> _WRITTEN INSTRUCTION_: In the material below, find each line holding the string "Tablet" and copy it.

> _DATA SHOWN_:
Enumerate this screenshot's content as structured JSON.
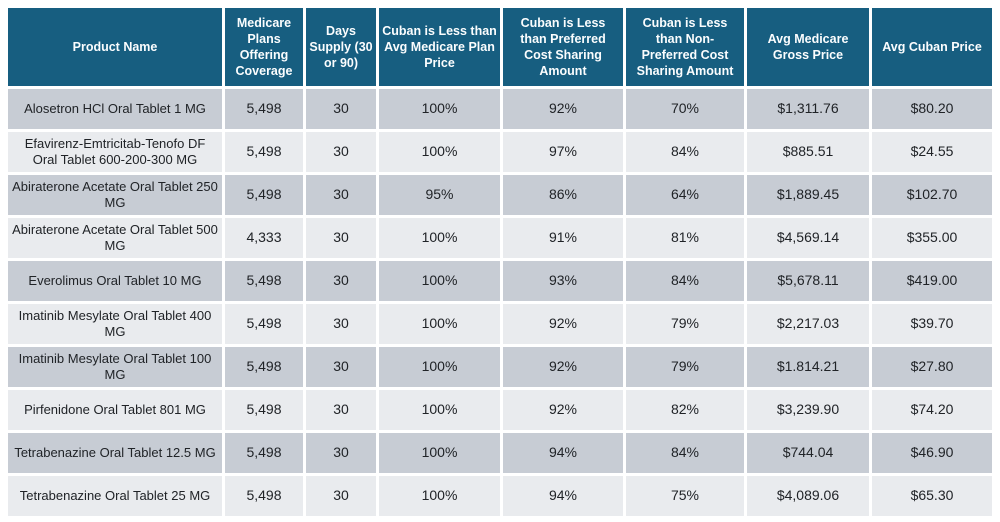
{
  "colors": {
    "header_bg": "#175E80",
    "header_text": "#FBFDFE",
    "row_odd_bg": "#C7CCD4",
    "row_even_bg": "#E9EBEE",
    "body_text": "#202327",
    "grid_gap": "#FFFFFF"
  },
  "chart_data": {
    "type": "table",
    "columns": [
      "Product Name",
      "Medicare Plans Offering Coverage",
      "Days Supply (30 or 90)",
      "Cuban is Less than Avg Medicare Plan Price",
      "Cuban is Less than Preferred Cost Sharing Amount",
      "Cuban is Less than Non-Preferred Cost Sharing Amount",
      "Avg Medicare Gross Price",
      "Avg Cuban Price"
    ],
    "column_keys": [
      "product-name",
      "medicare-plans-offering-coverage",
      "days-supply",
      "cuban-less-than-avg-medicare-plan-price",
      "cuban-less-than-preferred-cost-sharing",
      "cuban-less-than-non-preferred-cost-sharing",
      "avg-medicare-gross-price",
      "avg-cuban-price"
    ],
    "rows": [
      [
        "Alosetron HCl Oral Tablet 1 MG",
        "5,498",
        "30",
        "100%",
        "92%",
        "70%",
        "$1,311.76",
        "$80.20"
      ],
      [
        "Efavirenz-Emtricitab-Tenofo DF Oral Tablet 600-200-300 MG",
        "5,498",
        "30",
        "100%",
        "97%",
        "84%",
        "$885.51",
        "$24.55"
      ],
      [
        "Abiraterone Acetate Oral Tablet 250 MG",
        "5,498",
        "30",
        "95%",
        "86%",
        "64%",
        "$1,889.45",
        "$102.70"
      ],
      [
        "Abiraterone Acetate Oral Tablet 500 MG",
        "4,333",
        "30",
        "100%",
        "91%",
        "81%",
        "$4,569.14",
        "$355.00"
      ],
      [
        "Everolimus Oral Tablet 10 MG",
        "5,498",
        "30",
        "100%",
        "93%",
        "84%",
        "$5,678.11",
        "$419.00"
      ],
      [
        "Imatinib Mesylate Oral Tablet 400 MG",
        "5,498",
        "30",
        "100%",
        "92%",
        "79%",
        "$2,217.03",
        "$39.70"
      ],
      [
        "Imatinib Mesylate Oral Tablet 100 MG",
        "5,498",
        "30",
        "100%",
        "92%",
        "79%",
        "$1.814.21",
        "$27.80"
      ],
      [
        "Pirfenidone Oral Tablet 801 MG",
        "5,498",
        "30",
        "100%",
        "92%",
        "82%",
        "$3,239.90",
        "$74.20"
      ],
      [
        "Tetrabenazine Oral Tablet 12.5 MG",
        "5,498",
        "30",
        "100%",
        "94%",
        "84%",
        "$744.04",
        "$46.90"
      ],
      [
        "Tetrabenazine Oral Tablet 25 MG",
        "5,498",
        "30",
        "100%",
        "94%",
        "75%",
        "$4,089.06",
        "$65.30"
      ]
    ]
  }
}
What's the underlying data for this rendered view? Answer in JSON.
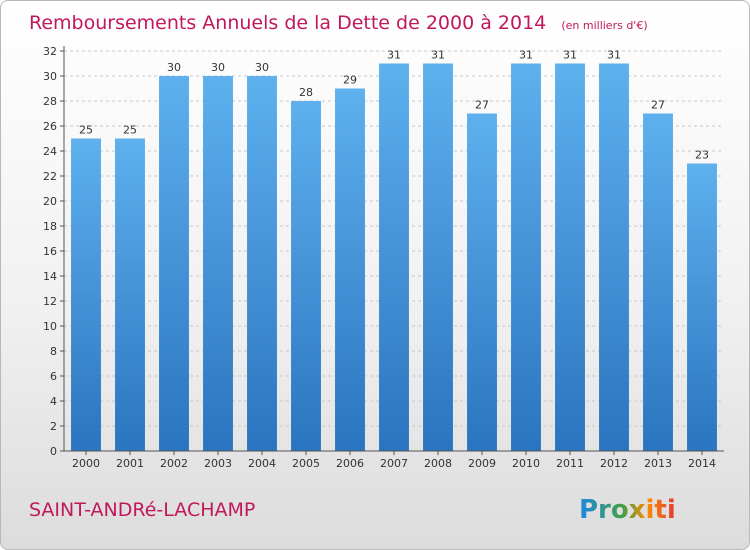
{
  "chart_data": {
    "type": "bar",
    "title": "Remboursements Annuels de la Dette de 2000 à 2014",
    "unit_label": "(en milliers d'€)",
    "categories": [
      "2000",
      "2001",
      "2002",
      "2003",
      "2004",
      "2005",
      "2006",
      "2007",
      "2008",
      "2009",
      "2010",
      "2011",
      "2012",
      "2013",
      "2014"
    ],
    "values": [
      25,
      25,
      30,
      30,
      30,
      28,
      29,
      31,
      31,
      27,
      31,
      31,
      31,
      27,
      23
    ],
    "ylim": [
      0,
      32
    ],
    "yticks": [
      0,
      2,
      4,
      6,
      8,
      10,
      12,
      14,
      16,
      18,
      20,
      22,
      24,
      26,
      28,
      30,
      32
    ],
    "grid": true,
    "bar_color": "#3c8fd6",
    "bar_color_top": "#5eb0ee",
    "bar_color_bottom": "#2a75bf"
  },
  "footer": {
    "commune": "SAINT-ANDRé-LACHAMP",
    "logo": "Proxiti"
  },
  "colors": {
    "title": "#c2185b",
    "grid": "#c8c8c8"
  }
}
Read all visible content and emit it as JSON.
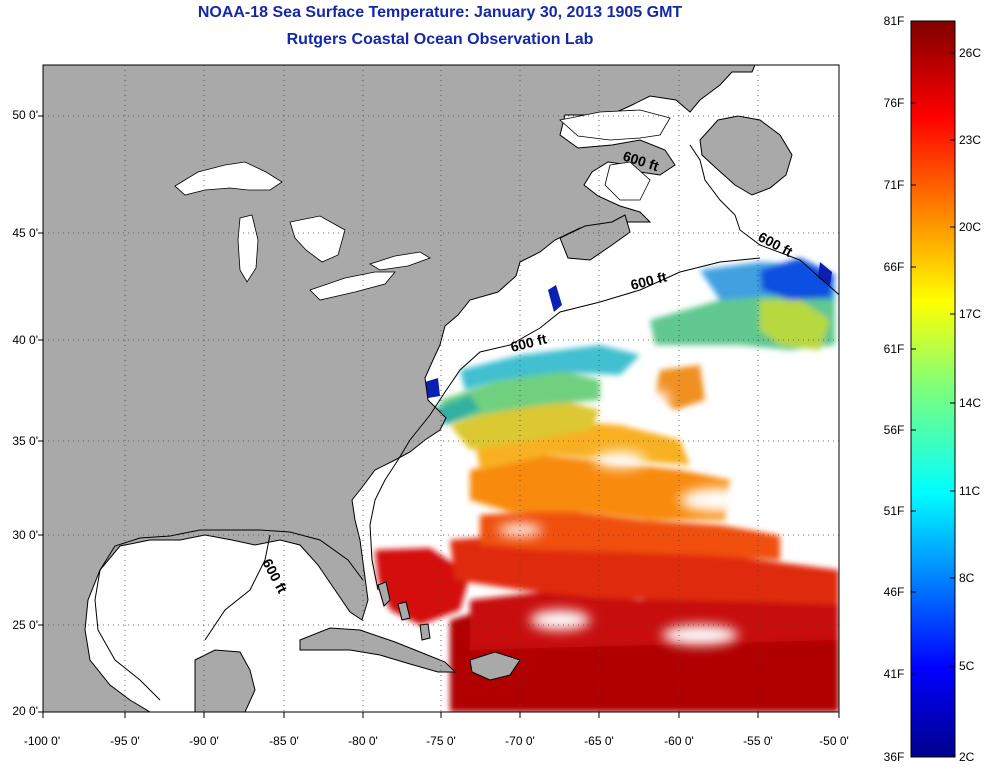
{
  "title": "NOAA-18 Sea Surface Temperature:  January 30, 2013 1905 GMT",
  "subtitle": "Rutgers Coastal Ocean Observation Lab",
  "lat_labels": [
    "50 0'",
    "45 0'",
    "40 0'",
    "35 0'",
    "30 0'",
    "25 0'",
    "20 0'"
  ],
  "lon_labels": [
    "-100 0'",
    "-95 0'",
    "-90 0'",
    "-85 0'",
    "-80 0'",
    "-75 0'",
    "-70 0'",
    "-65 0'",
    "-60 0'",
    "-55 0'",
    "-50 0'"
  ],
  "contour_labels": [
    "600 ft",
    "600 ft",
    "600 ft",
    "600 ft",
    "600 ft"
  ],
  "colorbar": {
    "fahrenheit": [
      "81F",
      "76F",
      "71F",
      "66F",
      "61F",
      "56F",
      "51F",
      "46F",
      "41F",
      "36F"
    ],
    "celsius": [
      "26C",
      "23C",
      "20C",
      "17C",
      "14C",
      "11C",
      "8C",
      "5C",
      "2C"
    ]
  },
  "colors": {
    "title": "#1428a8",
    "land": "#a9a9a9",
    "no_data": "#ffffff",
    "warm": "#b00000",
    "cold": "#00008c"
  }
}
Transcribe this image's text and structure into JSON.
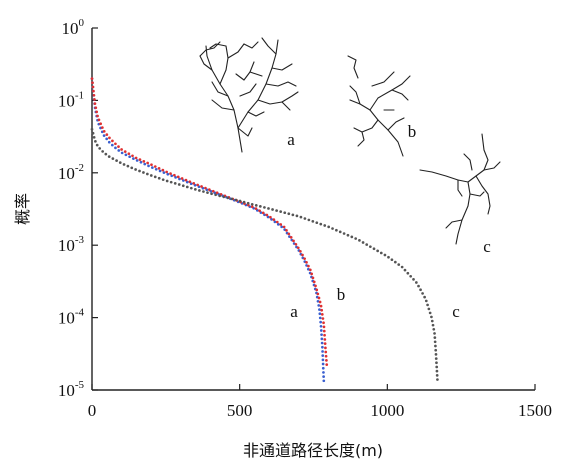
{
  "chart_data": {
    "type": "scatter",
    "title": "",
    "xlabel": "非通道路径长度(m)",
    "ylabel": "概率",
    "xlim": [
      0,
      1500
    ],
    "ylim": [
      1e-05,
      1
    ],
    "y_scale": "log",
    "x_ticks": [
      "0",
      "500",
      "1000",
      "1500"
    ],
    "y_ticks": [
      {
        "base": "10",
        "exp": "0"
      },
      {
        "base": "10",
        "exp": "-1"
      },
      {
        "base": "10",
        "exp": "-2"
      },
      {
        "base": "10",
        "exp": "-3"
      },
      {
        "base": "10",
        "exp": "-4"
      },
      {
        "base": "10",
        "exp": "-5"
      }
    ],
    "grid": false,
    "legend": "none",
    "series": [
      {
        "label": "a",
        "color": "#3a5fd0",
        "x": [
          0,
          10,
          20,
          40,
          60,
          80,
          100,
          150,
          200,
          250,
          300,
          350,
          400,
          450,
          500,
          550,
          600,
          650,
          700,
          720,
          740,
          760,
          770,
          775,
          780,
          785
        ],
        "y": [
          0.2,
          0.08,
          0.05,
          0.033,
          0.026,
          0.022,
          0.019,
          0.015,
          0.012,
          0.0098,
          0.0081,
          0.0067,
          0.0056,
          0.0047,
          0.0039,
          0.0032,
          0.0024,
          0.0017,
          0.00085,
          0.0006,
          0.0004,
          0.00022,
          0.00013,
          8e-05,
          4e-05,
          1.3e-05
        ]
      },
      {
        "label": "b",
        "color": "#e03030",
        "x": [
          0,
          10,
          20,
          40,
          60,
          80,
          100,
          150,
          200,
          250,
          300,
          350,
          400,
          450,
          500,
          550,
          600,
          650,
          700,
          720,
          740,
          760,
          775,
          785,
          790,
          795
        ],
        "y": [
          0.2,
          0.09,
          0.058,
          0.038,
          0.03,
          0.025,
          0.021,
          0.016,
          0.013,
          0.0104,
          0.0085,
          0.007,
          0.0058,
          0.0048,
          0.004,
          0.0033,
          0.0025,
          0.0018,
          0.0009,
          0.00065,
          0.00045,
          0.00025,
          0.00015,
          8e-05,
          4e-05,
          2.2e-05
        ]
      },
      {
        "label": "c",
        "color": "#555555",
        "x": [
          0,
          10,
          20,
          40,
          60,
          80,
          100,
          150,
          200,
          250,
          300,
          350,
          400,
          450,
          500,
          550,
          600,
          700,
          800,
          900,
          1000,
          1050,
          1100,
          1130,
          1150,
          1160,
          1165,
          1170
        ],
        "y": [
          0.04,
          0.028,
          0.023,
          0.019,
          0.0165,
          0.015,
          0.0135,
          0.011,
          0.0092,
          0.0078,
          0.0068,
          0.0059,
          0.0052,
          0.0046,
          0.0041,
          0.0036,
          0.0032,
          0.0025,
          0.0018,
          0.0012,
          0.0007,
          0.0005,
          0.0003,
          0.00018,
          0.0001,
          6e-05,
          3e-05,
          1.3e-05
        ]
      }
    ]
  },
  "insets": [
    {
      "label": "a"
    },
    {
      "label": "b"
    },
    {
      "label": "c"
    }
  ]
}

> _EXPECTED ANSWER_:
        "Alosetron HCl Oral Tablet 1 MG",
        "Efavirenz-Emtricitab-Tenofo DF Oral Tablet 600-200-300 MG",
        "Abiraterone Acetate Oral Tablet 250 MG",
        "Abiraterone Acetate Oral Tablet 500 MG",
        "Everolimus Oral Tablet 10 MG",
        "Imatinib Mesylate Oral Tablet 400 MG",
        "Imatinib Mesylate Oral Tablet 100 MG",
        "Pirfenidone Oral Tablet 801 MG",
        "Tetrabenazine Oral Tablet 12.5 MG",
        "Tetrabenazine Oral Tablet 25 MG",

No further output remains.